▶ DESCRIPTION OF THE TASK: Copy out the records in full, word for word, without pictures.
-- start TASK DATA --
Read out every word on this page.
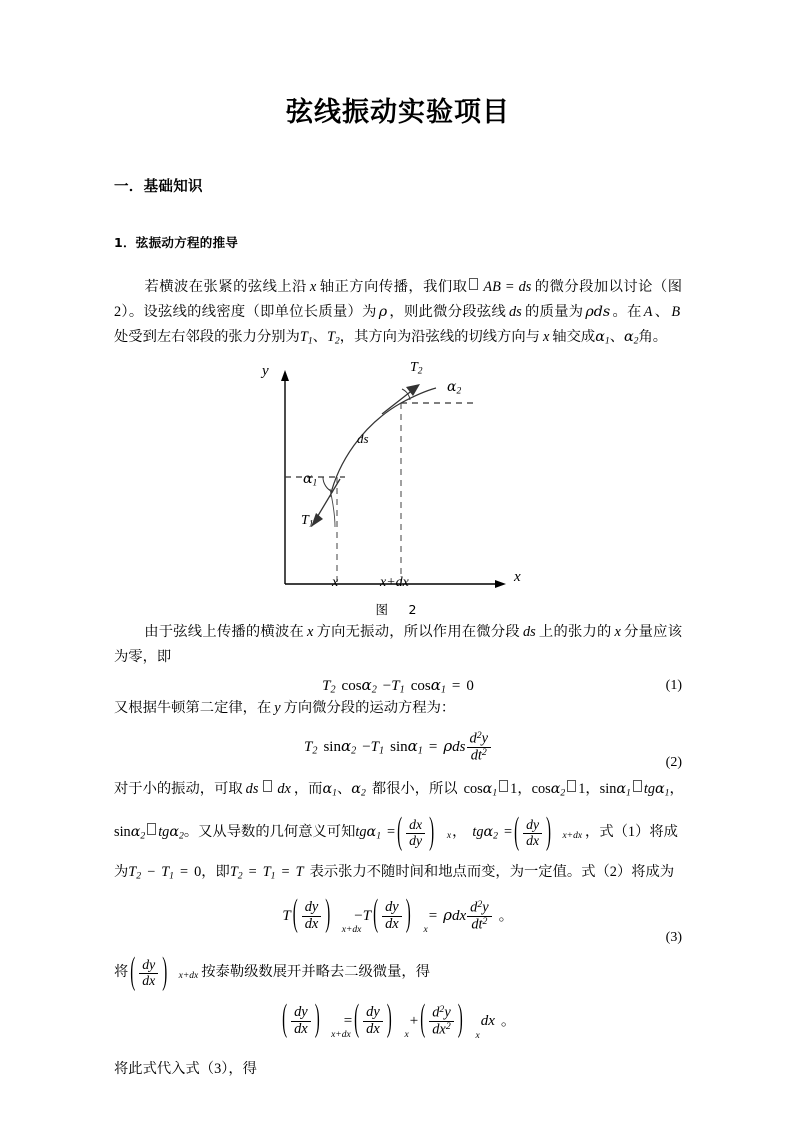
弦线振动实验项目
一．基础知识
1．弦振动方程的推导

若横波在张紧的弦线上沿 x 轴正方向传播，我们取 AB = ds 的微分段加以讨论（图 2）。设弦线的线密度（即单位长质量）为 ρ ，则此微分段弦线 ds 的质量为 ρds 。在 A 、 B处受到左右邻段的张力分别为$T_1$、$T_2$，其方向为沿弦线的切线方向与 x 轴交成$\alpha_1$、$\alpha_2$角。

y
x
$T_2$
$\alpha_2$
ds
$\alpha_1$
$T_1$
x	x+dx
图　2

由于弦线上传播的横波在 x 方向无振动，所以作用在微分段 ds 上的张力的 x 分量应该为零，即

$T_2$ $\cos\alpha_2 -T_1$ cosα$_1$ = 0	(1)

又根据牛顿第二定律，在 y 方向微分段的运动方程为：

$T_2$ $\sin\alpha_2 -T_1$ sinα$_1$ = ρds $\frac{d^2y}{dt^2}$	(2)

对于小的振动，可取 ds dx ，而$\alpha_1$、$\alpha_2$ 都很小，所以 cosα$_1$ 1，cosα$_2$ 1，sinα$_1$ tgα$_1$，

sinα$_2$ tgα$_2$。又从导数的几何意义可知tgα$_1$ = ( $\frac{dx}{dy}$ x
) ， tgα$_2$ = ( $\frac{dy}{dx} x+dx$
) ，式（1）将成

为$T_2 - T_1 = 0$，即$T_2 = T_1 = T$ 表示张力不随时间和地点而变，为一定值。式（2）将成为

T ( $\frac{dy}{dx} x+dx$
)−T ( $\frac{dy}{dx}$ x
)= ρdx $\frac{d^2y}{dt^2}$ 。
(3)

将 ( $\frac{dy}{dx} x+dx$
) 按泰勒级数展开并略去二级微量，得

( $\frac{dy}{dx} x+dx$
)= ( $\frac{dy}{dx}$ x
)+ ( $\frac{d^2y}{dx^2}$ x
)dx 。

将此式代入式（3），得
-- end TASK DATA --
▶ SOLUTION TO THE EXERCISE:
Read out every word on this page.
弦线振动实验项目
一．基础知识
1．弦振动方程的推导

若横波在张紧的弦线上沿 x 轴正方向传播，我们取 AB = ds 的微分段加以讨论（图 2）。设弦线的线密度（即单位长质量）为 ρ ，则此微分段弦线 ds 的质量为 ρds 。在 A 、 B处受到左右邻段的张力分别为$T_1$、$T_2$，其方向为沿弦线的切线方向与 x 轴交成$\alpha_1$、$\alpha_2$角。

y
x
$T_2$
$\alpha_2$
ds
$\alpha_1$
$T_1$
x	x+dx
图　2

由于弦线上传播的横波在 x 方向无振动，所以作用在微分段 ds 上的张力的 x 分量应该为零，即

$T_2$ $\cos\alpha_2 -T_1$ cosα$_1$ = 0	(1)

又根据牛顿第二定律，在 y 方向微分段的运动方程为：

$T_2$ $\sin\alpha_2 -T_1$ sinα$_1$ = ρds $\frac{d^2y}{dt^2}$	(2)

对于小的振动，可取 ds dx ，而$\alpha_1$、$\alpha_2$ 都很小，所以 cosα$_1$ 1，cosα$_2$ 1，sinα$_1$ tgα$_1$，

sinα$_2$ tgα$_2$。又从导数的几何意义可知tgα$_1$ = ( $\frac{dx}{dy}$ x
) ， tgα$_2$ = ( $\frac{dy}{dx} x+dx$
) ，式（1）将成

为$T_2 - T_1 = 0$，即$T_2 = T_1 = T$ 表示张力不随时间和地点而变，为一定值。式（2）将成为

T ( $\frac{dy}{dx} x+dx$
)−T ( $\frac{dy}{dx}$ x
)= ρdx $\frac{d^2y}{dt^2}$ 。
(3)

将 ( $\frac{dy}{dx} x+dx$
) 按泰勒级数展开并略去二级微量，得

( $\frac{dy}{dx} x+dx$
)= ( $\frac{dy}{dx}$ x
)+ ( $\frac{d^2y}{dx^2}$ x
)dx 。

将此式代入式（3），得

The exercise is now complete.